▶ _What you should do_
Every record must be transcribed in its entirety, apart from the images, which are to be omitted.

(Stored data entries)

----------

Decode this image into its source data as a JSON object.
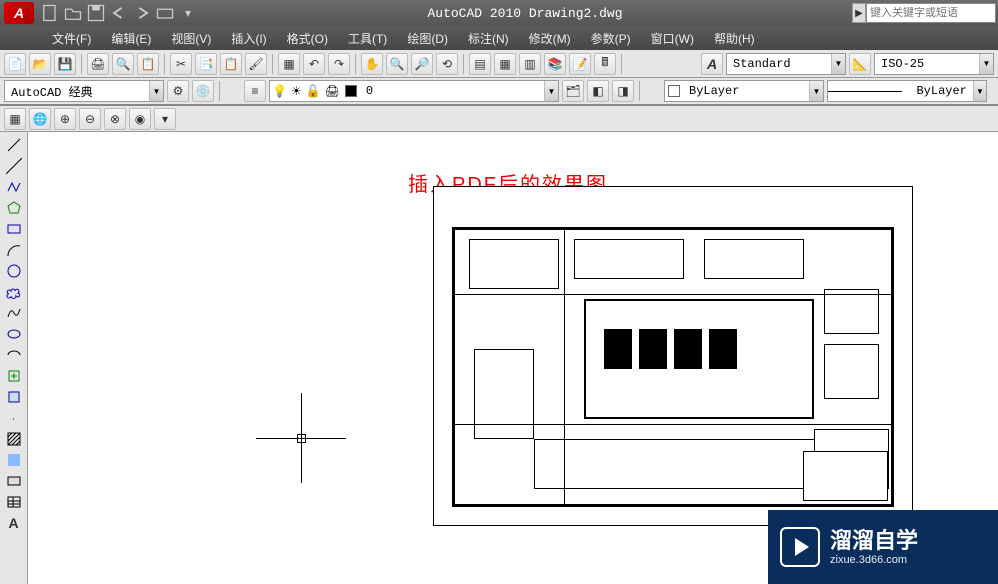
{
  "title": "AutoCAD 2010   Drawing2.dwg",
  "search_placeholder": "键入关键字或短语",
  "menu": [
    "文件(F)",
    "编辑(E)",
    "视图(V)",
    "插入(I)",
    "格式(O)",
    "工具(T)",
    "绘图(D)",
    "标注(N)",
    "修改(M)",
    "参数(P)",
    "窗口(W)",
    "帮助(H)"
  ],
  "textstyle": "Standard",
  "dimstyle": "ISO-25",
  "workspace": "AutoCAD 经典",
  "layer_name": "0",
  "linetype_layer": "ByLayer",
  "linetype_name": "ByLayer",
  "annotation_text": "插入PDF后的效果图",
  "watermark": {
    "title": "溜溜自学",
    "sub": "zixue.3d66.com"
  }
}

----------

▶ _The response_
Decode this image into its source data as a JSON object.
{
  "title": "AutoCAD 2010   Drawing2.dwg",
  "search_placeholder": "键入关键字或短语",
  "menu": [
    "文件(F)",
    "编辑(E)",
    "视图(V)",
    "插入(I)",
    "格式(O)",
    "工具(T)",
    "绘图(D)",
    "标注(N)",
    "修改(M)",
    "参数(P)",
    "窗口(W)",
    "帮助(H)"
  ],
  "textstyle": "Standard",
  "dimstyle": "ISO-25",
  "workspace": "AutoCAD 经典",
  "layer_name": "0",
  "linetype_layer": "ByLayer",
  "linetype_name": "ByLayer",
  "annotation_text": "插入PDF后的效果图",
  "watermark": {
    "title": "溜溜自学",
    "sub": "zixue.3d66.com"
  }
}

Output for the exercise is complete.